[Data excerpts]
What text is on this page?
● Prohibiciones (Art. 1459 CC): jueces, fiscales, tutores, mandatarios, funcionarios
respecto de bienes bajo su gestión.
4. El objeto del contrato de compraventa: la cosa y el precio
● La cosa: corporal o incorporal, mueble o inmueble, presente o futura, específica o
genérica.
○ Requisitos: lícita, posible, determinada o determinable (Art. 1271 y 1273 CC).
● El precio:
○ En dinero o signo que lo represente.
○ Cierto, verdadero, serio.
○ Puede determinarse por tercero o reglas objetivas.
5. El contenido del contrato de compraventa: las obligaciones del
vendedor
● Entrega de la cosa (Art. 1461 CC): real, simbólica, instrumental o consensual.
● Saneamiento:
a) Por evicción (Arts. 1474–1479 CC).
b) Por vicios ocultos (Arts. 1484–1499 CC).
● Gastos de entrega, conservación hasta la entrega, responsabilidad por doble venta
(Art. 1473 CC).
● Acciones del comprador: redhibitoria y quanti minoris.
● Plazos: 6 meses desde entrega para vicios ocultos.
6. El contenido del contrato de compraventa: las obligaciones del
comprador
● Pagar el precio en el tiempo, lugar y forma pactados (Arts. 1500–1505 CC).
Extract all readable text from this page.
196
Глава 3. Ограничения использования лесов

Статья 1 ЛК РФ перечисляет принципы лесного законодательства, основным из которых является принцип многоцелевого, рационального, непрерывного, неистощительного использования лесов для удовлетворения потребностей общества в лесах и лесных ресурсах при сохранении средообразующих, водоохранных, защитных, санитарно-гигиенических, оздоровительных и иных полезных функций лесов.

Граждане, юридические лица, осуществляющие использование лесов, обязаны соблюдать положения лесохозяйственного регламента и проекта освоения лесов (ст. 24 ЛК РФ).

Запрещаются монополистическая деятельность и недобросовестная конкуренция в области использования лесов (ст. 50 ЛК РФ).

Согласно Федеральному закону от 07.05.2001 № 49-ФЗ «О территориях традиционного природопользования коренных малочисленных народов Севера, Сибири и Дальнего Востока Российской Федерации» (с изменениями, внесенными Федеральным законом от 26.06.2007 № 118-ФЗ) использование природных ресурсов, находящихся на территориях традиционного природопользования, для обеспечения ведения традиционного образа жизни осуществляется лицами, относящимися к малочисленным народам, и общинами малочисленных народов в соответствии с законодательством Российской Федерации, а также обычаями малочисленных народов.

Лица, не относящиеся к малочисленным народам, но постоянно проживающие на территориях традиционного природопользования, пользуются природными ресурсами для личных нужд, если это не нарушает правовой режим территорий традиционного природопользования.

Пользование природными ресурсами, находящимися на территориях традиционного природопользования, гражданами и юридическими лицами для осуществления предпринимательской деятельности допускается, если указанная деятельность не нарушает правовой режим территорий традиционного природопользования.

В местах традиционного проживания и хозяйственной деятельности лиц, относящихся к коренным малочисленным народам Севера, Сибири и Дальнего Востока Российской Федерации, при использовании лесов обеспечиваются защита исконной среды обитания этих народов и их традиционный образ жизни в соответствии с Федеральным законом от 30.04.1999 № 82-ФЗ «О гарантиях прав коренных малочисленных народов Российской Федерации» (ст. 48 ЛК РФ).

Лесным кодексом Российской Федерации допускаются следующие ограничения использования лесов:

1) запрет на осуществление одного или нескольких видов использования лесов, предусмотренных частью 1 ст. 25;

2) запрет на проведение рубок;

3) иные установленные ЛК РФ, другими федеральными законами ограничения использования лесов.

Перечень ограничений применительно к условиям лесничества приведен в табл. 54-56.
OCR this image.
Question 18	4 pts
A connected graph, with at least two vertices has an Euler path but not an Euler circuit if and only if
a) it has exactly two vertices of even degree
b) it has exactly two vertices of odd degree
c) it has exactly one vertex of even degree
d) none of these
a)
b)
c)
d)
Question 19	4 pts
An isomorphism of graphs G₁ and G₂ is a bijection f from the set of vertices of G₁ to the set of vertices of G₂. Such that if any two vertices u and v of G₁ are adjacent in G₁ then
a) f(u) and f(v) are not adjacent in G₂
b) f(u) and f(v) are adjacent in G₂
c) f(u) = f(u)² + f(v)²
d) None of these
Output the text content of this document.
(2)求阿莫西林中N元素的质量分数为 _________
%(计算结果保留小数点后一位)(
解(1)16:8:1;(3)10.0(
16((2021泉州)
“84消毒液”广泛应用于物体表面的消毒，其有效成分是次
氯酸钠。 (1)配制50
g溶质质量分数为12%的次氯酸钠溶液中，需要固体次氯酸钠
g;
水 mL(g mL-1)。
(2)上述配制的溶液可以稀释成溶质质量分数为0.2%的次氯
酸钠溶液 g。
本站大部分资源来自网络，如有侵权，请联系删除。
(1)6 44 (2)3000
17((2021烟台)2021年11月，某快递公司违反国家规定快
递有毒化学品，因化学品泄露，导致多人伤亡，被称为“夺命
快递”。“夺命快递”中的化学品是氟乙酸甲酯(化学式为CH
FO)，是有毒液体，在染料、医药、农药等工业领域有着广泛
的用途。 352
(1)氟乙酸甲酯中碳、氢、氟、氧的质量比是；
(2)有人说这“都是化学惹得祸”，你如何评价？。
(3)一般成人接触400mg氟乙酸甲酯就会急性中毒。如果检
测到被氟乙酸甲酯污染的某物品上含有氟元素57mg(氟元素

- _Problem_: Pull out all lines from the listing that contain the string "природопользования".

- _Solution to this task_:
Согласно Федеральному закону от 07.05.2001 № 49-ФЗ «О территориях традиционного природопользования коренных малочисленных народов Севера, Сибири и Дальнего Востока Российской Федерации» (с изменениями, внесенными Федеральным законом от 26.06.2007 № 118-ФЗ) использование природных ресурсов, находящихся на территориях традиционного природопользования, для обеспечения ведения традиционного образа жизни осуществляется лицами, относящимися к малочисленным народам, и общинами малочисленных народов в соответствии с законодательством Российской Федерации, а также обычаями малочисленных народов.
Лица, не относящиеся к малочисленным народам, но постоянно проживающие на территориях традиционного природопользования, пользуются природными ресурсами для личных нужд, если это не нарушает правовой режим территорий традиционного природопользования.
Пользование природными ресурсами, находящимися на территориях традиционного природопользования, гражданами и юридическими лицами для осуществления предпринимательской деятельности допускается, если указанная деятельность не нарушает правовой режим территорий традиционного природопользования.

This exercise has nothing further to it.